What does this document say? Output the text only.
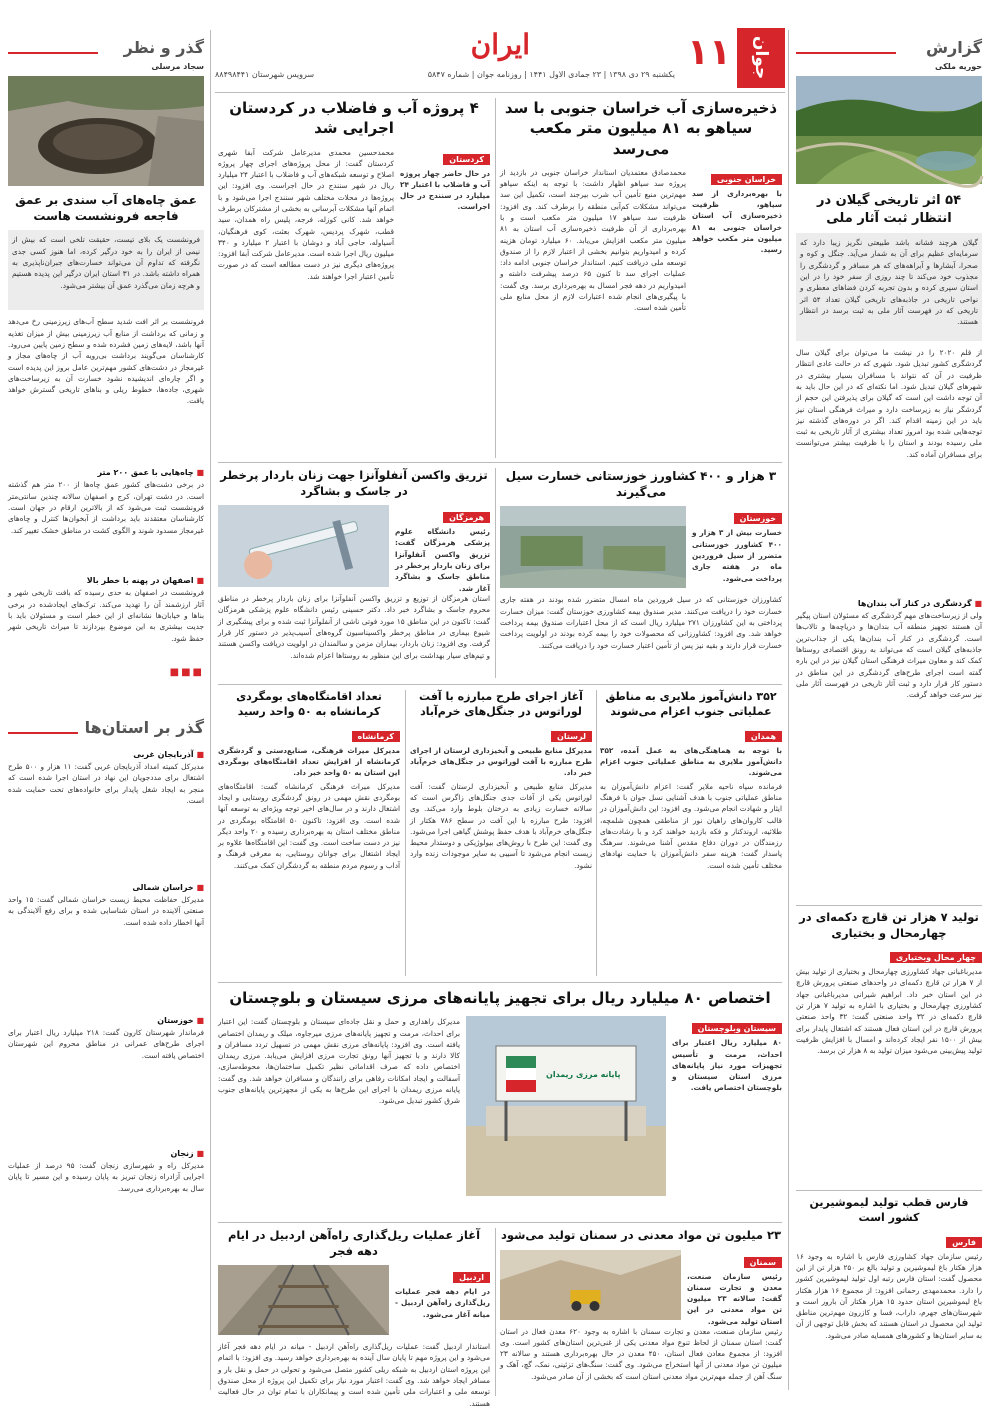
جوان
۱۱
ایران
یکشنبه ۲۹ دی ۱۳۹۸ | ۲۳ جمادی الاول ۱۴۴۱ | روزنامه جوان | شماره ۵۸۴۷
سرویس شهرستان ۸۸۴۹۸۴۴۱
گزارش
حوریه ملکی
۵۴ اثر تاریخی گیلان در انتظار ثبت آثار ملی
گیلان هرچند فشانه باشد طبیعتی نگریز زیبا دارد که سرمایه‌ای عظیم برای آن به شمار می‌آید. جنگل و کوه و صحرا، آبشارها و آبراهه‌های که هر مسافر و گردشگری را مجذوب خود می‌کند تا چند روزی از سفر خود را در این استان سپری کرده و بدون تجربه کردن فضاهای معطری و نواحی تاریخی در جاذبه‌های تاریخی گیلان تعداد ۵۴ اثر تاریخی که در فهرست آثار ملی به ثبت برسد در انتظار هستند.
از قلم ۲۰۲۰ را در نیشت ما می‌توان برای گیلان سال گردشگری کشور تبدیل شود. شهری که در حالت عادی انتظار ظرفیت در آن که نتواند با مسافران بسیار بیشتری در شهرهای گیلان تبدیل شود. اما نکته‌ای که در این حال باید به آن توجه داشت این است که گیلان برای پذیرفتن این حجم از گردشگر نیاز به زیرساخت دارد و میراث فرهنگی استان نیز باید در این زمینه اقدام کند. اگر در دوره‌های گذشته نیز توجه‌هایی شده بود امروز تعداد بیشتری از آثار تاریخی به ثبت ملی رسیده بودند و استان را با ظرفیت بیشتر می‌توانست برای مسافران آماده کند.
■ گردشگری در کنار آب بندان‌ها
ولی از زیرساخت‌های مهم گردشگری که مسئولان استان پیگیر آن هستند تجهیز منطقه آب بندان‌ها و دریاچه‌ها و تالاب‌ها است. گردشگری در کنار آب بندان‌ها یکی از جذاب‌ترین جاذبه‌های گیلان است که می‌تواند به رونق اقتصادی روستاها کمک کند و معاون میراث فرهنگی استان گیلان نیز در این باره گفته است اجرای طرح‌های گردشگری در این مناطق در دستور کار قرار دارد و ثبت آثار تاریخی در فهرست آثار ملی نیز سرعت خواهد گرفت.
تولید ۷ هزار تن قارچ دکمه‌ای در چهارمحال و بختیاری
چهار محال وبختیاری
مدیرباغبانی جهاد کشاورزی چهارمحال و بختیاری از تولید بیش از ۷ هزار تن قارچ دکمه‌ای در واحدهای صنعتی پرورش قارچ در این استان خبر داد. ابراهیم شیرانی مدیرباغبانی جهاد کشاورزی چهارمحال و بختیاری با اشاره به تولید ۷ هزار تن قارچ دکمه‌ای در ۳۲ واحد صنعتی گفت: ۳۲ واحد صنعتی پرورش قارچ در این استان فعال هستند که اشتغال پایدار برای بیش از ۱۵۰۰ نفر ایجاد کرده‌اند و امسال با افزایش ظرفیت تولید پیش‌بینی می‌شود میزان تولید به ۸ هزار تن برسد.
فارس قطب تولید لیموشیرین کشور است
فارس
رئیس سازمان جهاد کشاورزی فارس با اشاره به وجود ۱۶ هزار هکتار باغ لیموشیرین و تولید بالغ بر ۲۵۰ هزار تن از این محصول گفت: استان فارس رتبه اول تولید لیموشیرین کشور را دارد. محمدمهدی رحمانی افزود: از مجموع ۱۶ هزار هکتار باغ لیموشیرین استان حدود ۱۵ هزار هکتار آن بارور است و شهرستان‌های جهرم، داراب، فسا و کازرون مهم‌ترین مناطق تولید این محصول در استان هستند که بخش قابل توجهی از آن به سایر استان‌ها و کشورهای همسایه صادر می‌شود.
گذر و نظر
سجاد مرسلی
عمق چاه‌های آب سندی بر عمق فاجعه فرونشست هاست
فرونشست یک بلای تیست، حقیقت تلخی است که بیش از نیمی از ایران را به خود درگیر کرده، اما هنوز کسی جدی نگرفته که تداوم آن می‌تواند خسارت‌های جبران‌ناپذیری به همراه داشته باشد. در ۳۱ استان ایران درگیر این پدیده هستیم و هرچه زمان می‌گذرد عمق آن بیشتر می‌شود.
فرونشست بر اثر افت شدید سطح آب‌های زیرزمینی رخ می‌دهد و زمانی که برداشت از منابع آب زیرزمینی بیش از میزان تغذیه آنها باشد، لایه‌های زمین فشرده شده و سطح زمین پایین می‌رود. کارشناسان می‌گویند برداشت بی‌رویه آب از چاه‌های مجاز و غیرمجاز در دشت‌های کشور مهم‌ترین عامل بروز این پدیده است و اگر چاره‌ای اندیشیده نشود خسارت آن به زیرساخت‌های شهری، جاده‌ها، خطوط ریلی و بناهای تاریخی گسترش خواهد یافت.
■ چاه‌هایی با عمق ۲۰۰ متر
در برخی دشت‌های کشور عمق چاه‌ها از ۲۰۰ متر هم گذشته است. در دشت تهران، کرج و اصفهان سالانه چندین سانتی‌متر فرونشست ثبت می‌شود که از بالاترین ارقام در جهان است. کارشناسان معتقدند باید برداشت از آبخوان‌ها کنترل و چاه‌های غیرمجاز مسدود شوند و الگوی کشت در مناطق خشک تغییر کند.
■ اصفهان در پهنه با خطر بالا
فرونشست در اصفهان به حدی رسیده که بافت تاریخی شهر و آثار ارزشمند آن را تهدید می‌کند. ترک‌های ایجادشده در برخی بناها و خیابان‌ها نشانه‌ای از این خطر است و مسئولان باید با جدیت بیشتری به این موضوع بپردازند تا میراث تاریخی شهر حفظ شود.
■■■
گذر بر استان‌ها
■ آذربایجان غربی
مدیرکل کمیته امداد آذربایجان غربی گفت: ۱۱ هزار و ۵۰۰ طرح اشتغال برای مددجویان این نهاد در استان اجرا شده است که منجر به ایجاد شغل پایدار برای خانواده‌های تحت حمایت شده است.
■ خراسان شمالی
مدیرکل حفاظت محیط زیست خراسان شمالی گفت: ۱۵ واحد صنعتی آلاینده در استان شناسایی شده و برای رفع آلایندگی به آنها اخطار داده شده است.
■ خوزستان
فرماندار شهرستان کارون گفت: ۲۱۸ میلیارد ریال اعتبار برای اجرای طرح‌های عمرانی در مناطق محروم این شهرستان اختصاص یافته است.
■ زنجان
مدیرکل راه و شهرسازی زنجان گفت: ۹۵ درصد از عملیات اجرایی آزادراه زنجان تبریز به پایان رسیده و این مسیر تا پایان سال به بهره‌برداری می‌رسد.
ذخیره‌سازی آب خراسان جنوبی با سد سیاهو به ۸۱ میلیون متر مکعب می‌رسد
خراسان جنوبی
با بهره‌برداری از سد سیاهو، ظرفیت ذخیره‌سازی آب استان خراسان جنوبی به ۸۱ میلیون متر مکعب خواهد رسید.
محمدصادق معتمدیان استاندار خراسان جنوبی در بازدید از پروژه سد سیاهو اظهار داشت: با توجه به اینکه سیاهو مهم‌ترین منبع تأمین آب شرب بیرجند است، تکمیل این سد می‌تواند مشکلات کم‌آبی منطقه را برطرف کند. وی افزود: ظرفیت سد سیاهو ۱۷ میلیون متر مکعب است و با بهره‌برداری از آن ظرفیت ذخیره‌سازی آب استان به ۸۱ میلیون متر مکعب افزایش می‌یابد. ۶۰ میلیارد تومان هزینه کرده و امیدواریم بتوانیم بخشی از اعتبار لازم را از صندوق توسعه ملی دریافت کنیم. استاندار خراسان جنوبی ادامه داد: عملیات اجرای سد تا کنون ۶۵ درصد پیشرفت داشته و امیدواریم در دهه فجر امسال به بهره‌برداری برسد. وی گفت: با پیگیری‌های انجام شده اعتبارات لازم از محل منابع ملی تأمین شده است.
۴ پروژه آب و فاضلاب در کردستان اجرایی شد
کردستان
در حال حاضر چهار پروژه آب و فاضلاب با اعتبار ۲۴ میلیارد در سنندج در حال اجراست.
محمدحسین محمدی مدیرعامل شرکت آبفا شهری کردستان گفت: از محل پروژه‌های اجرای چهار پروژه اصلاح و توسعه شبکه‌های آب و فاضلاب با اعتبار ۲۴ میلیارد ریال در شهر سنندج در حال اجراست. وی افزود: این پروژه‌ها در محلات مختلف شهر سنندج اجرا می‌شود و با اتمام آنها مشکلات آبرسانی به بخشی از مشترکان برطرف خواهد شد. کانی کوزله، فرجه، پلیس راه همدان، سید قطب، شهرک پردیس، شهرک بعثت، کوی فرهنگیان، آسیاوله، حاجی آباد و دوشان با اعتبار ۲ میلیارد و ۳۴۰ میلیون ریال اجرا شده است. مدیرعامل شرکت آبفا افزود: پروژه‌های دیگری نیز در دست مطالعه است که در صورت تأمین اعتبار اجرا خواهند شد.
۳ هزار و ۴۰۰ کشاورز خوزستانی خسارت سیل می‌گیرند
خوزستان
خسارت بیش از ۳ هزار و ۴۰۰ کشاورز خوزستانی متضرر از سیل فروردین ماه در هفته جاری پرداخت می‌شود.
کشاورزان خوزستانی که در سیل فروردین ماه امسال متضرر شده بودند در هفته جاری خسارت خود را دریافت می‌کنند. مدیر صندوق بیمه کشاورزی خوزستان گفت: میزان خسارت پرداختی به این کشاورزان ۲۷۱ میلیارد ریال است که از محل اعتبارات صندوق بیمه پرداخت خواهد شد. وی افزود: کشاورزانی که محصولات خود را بیمه کرده بودند در اولویت پرداخت خسارت قرار دارند و بقیه نیز پس از تأمین اعتبار خسارت خود را دریافت می‌کنند.
تزریق واکسن آنفلوآنزا جهت زنان باردار پرخطر در جاسک و بشاگرد
هرمزگان
رئیس دانشگاه علوم پزشکی هرمزگان گفت: تزریق واکسن آنفلوآنزا برای زنان باردار پرخطر در مناطق جاسک و بشاگرد آغاز شد.
استان هرمزگان از توزیع و تزریق واکسن آنفلوآنزا برای زنان باردار پرخطر در مناطق محروم جاسک و بشاگرد خبر داد. دکتر حسینی رئیس دانشگاه علوم پزشکی هرمزگان گفت: تاکنون در این مناطق ۱۵ مورد فوتی ناشی از آنفلوآنزا ثبت شده و برای پیشگیری از شیوع بیماری در مناطق پرخطر واکسیناسیون گروه‌های آسیب‌پذیر در دستور کار قرار گرفت. وی افزود: زنان باردار، بیماران مزمن و سالمندان در اولویت دریافت واکسن هستند و تیم‌های سیار بهداشت برای این منظور به روستاها اعزام شده‌اند.
۳۵۲ دانش‌آموز ملایری به مناطق عملیاتی جنوب اعزام می‌شوند
همدان
با توجه به هماهنگی‌های به عمل آمده، ۳۵۲ دانش‌آموز ملایری به مناطق عملیاتی جنوب اعزام می‌شوند.
فرمانده سپاه ناحیه ملایر گفت: اعزام دانش‌آموزان به مناطق عملیاتی جنوب با هدف آشنایی نسل جوان با فرهنگ ایثار و شهادت انجام می‌شود. وی افزود: این دانش‌آموزان در قالب کاروان‌های راهیان نور از مناطقی همچون شلمچه، طلائیه، اروندکنار و فکه بازدید خواهند کرد و با رشادت‌های رزمندگان در دوران دفاع مقدس آشنا می‌شوند. سرهنگ پاسدار گفت: هزینه سفر دانش‌آموزان با حمایت نهادهای مختلف تأمین شده است.
آغاز اجرای طرح مبارزه با آفت لوراتوس در جنگل‌های خرم‌آباد
لرستان
مدیرکل منابع طبیعی و آبخیزداری لرستان از اجرای طرح مبارزه با آفت لوراتوس در جنگل‌های خرم‌آباد خبر داد.
مدیرکل منابع طبیعی و آبخیزداری لرستان گفت: آفت لوراتوس یکی از آفات جدی جنگل‌های زاگرس است که سالانه خسارت زیادی به درختان بلوط وارد می‌کند. وی افزود: طرح مبارزه با این آفت در سطح ۷۸۶ هکتار از جنگل‌های خرم‌آباد با هدف حفظ پوشش گیاهی اجرا می‌شود. وی گفت: این طرح با روش‌های بیولوژیکی و دوستدار محیط زیست انجام می‌شود تا آسیبی به سایر موجودات زنده وارد نشود.
تعداد اقامتگاه‌های بومگردی کرمانشاه به ۵۰ واحد رسید
کرمانشاه
مدیرکل میراث فرهنگی، صنایع‌دستی و گردشگری کرمانشاه از افزایش تعداد اقامتگاه‌های بومگردی این استان به ۵۰ واحد خبر داد.
مدیرکل میراث فرهنگی کرمانشاه گفت: اقامتگاه‌های بومگردی نقش مهمی در رونق گردشگری روستایی و ایجاد اشتغال دارند و در سال‌های اخیر توجه ویژه‌ای به توسعه آنها شده است. وی افزود: تاکنون ۵۰ اقامتگاه بومگردی در مناطق مختلف استان به بهره‌برداری رسیده و ۲۰ واحد دیگر نیز در دست ساخت است. وی گفت: این اقامتگاه‌ها علاوه بر ایجاد اشتغال برای جوانان روستایی، به معرفی فرهنگ و آداب و رسوم مردم منطقه به گردشگران کمک می‌کنند.
اختصاص ۸۰ میلیارد ریال برای تجهیز پایانه‌های مرزی سیستان و بلوچستان
سیستان وبلوچستان
۸۰ میلیارد ریال اعتبار برای احداث، مرمت و تأسیس تجهیزات مورد نیاز پایانه‌های مرزی استان سیستان و بلوچستان اختصاص یافت.
پایانه مرزی ریمدان
مدیرکل راهداری و حمل و نقل جاده‌ای سیستان و بلوچستان گفت: این اعتبار برای احداث، مرمت و تجهیز پایانه‌های مرزی میرجاوه، میلک و ریمدان اختصاص یافته است. وی افزود: پایانه‌های مرزی نقش مهمی در تسهیل تردد مسافران و کالا دارند و با تجهیز آنها رونق تجارت مرزی افزایش می‌یابد. مرزی ریمدان اختصاص داده که صرف اقداماتی نظیر تکمیل ساختمان‌ها، محوطه‌سازی، آسفالت و ایجاد امکانات رفاهی برای رانندگان و مسافران خواهد شد. وی گفت: پایانه مرزی ریمدان با اجرای این طرح‌ها به یکی از مجهزترین پایانه‌های جنوب شرق کشور تبدیل می‌شود.
۲۳ میلیون تن مواد معدنی در سمنان تولید می‌شود
سمنان
رئیس سازمان صنعت، معدن و تجارت سمنان گفت: سالانه ۲۳ میلیون تن مواد معدنی در این استان تولید می‌شود.
رئیس سازمان صنعت، معدن و تجارت سمنان با اشاره به وجود ۶۲۰ معدن فعال در استان گفت: استان سمنان از لحاظ تنوع مواد معدنی یکی از غنی‌ترین استان‌های کشور است. وی افزود: از مجموع معادن فعال استان، ۴۵۰ معدن در حال بهره‌برداری هستند و سالانه ۲۳ میلیون تن مواد معدنی از آنها استخراج می‌شود. وی گفت: سنگ‌های تزئینی، نمک، گچ، آهک و سنگ آهن از جمله مهم‌ترین مواد معدنی استان است که بخشی از آن صادر می‌شود.
آغاز عملیات ریل‌گذاری راه‌آهن اردبیل در ایام دهه فجر
اردبیل
در ایام دهه فجر عملیات ریل‌گذاری راه‌آهن اردبیل - میانه آغاز می‌شود.
استاندار اردبیل گفت: عملیات ریل‌گذاری راه‌آهن اردبیل - میانه در ایام دهه فجر آغاز می‌شود و این پروژه مهم تا پایان سال آینده به بهره‌برداری خواهد رسید. وی افزود: با اتمام این پروژه استان اردبیل به شبکه ریلی کشور متصل می‌شود و تحولی در حمل و نقل بار و مسافر ایجاد خواهد شد. وی گفت: اعتبار مورد نیاز برای تکمیل این پروژه از محل صندوق توسعه ملی و اعتبارات ملی تأمین شده است و پیمانکاران با تمام توان در حال فعالیت هستند.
----------
◆ **YOUR OBJECTIVE**: Within the records above, how many lines include the word "ملایری"? State the number by itself.

◆ **FULL RESPONSE**: 2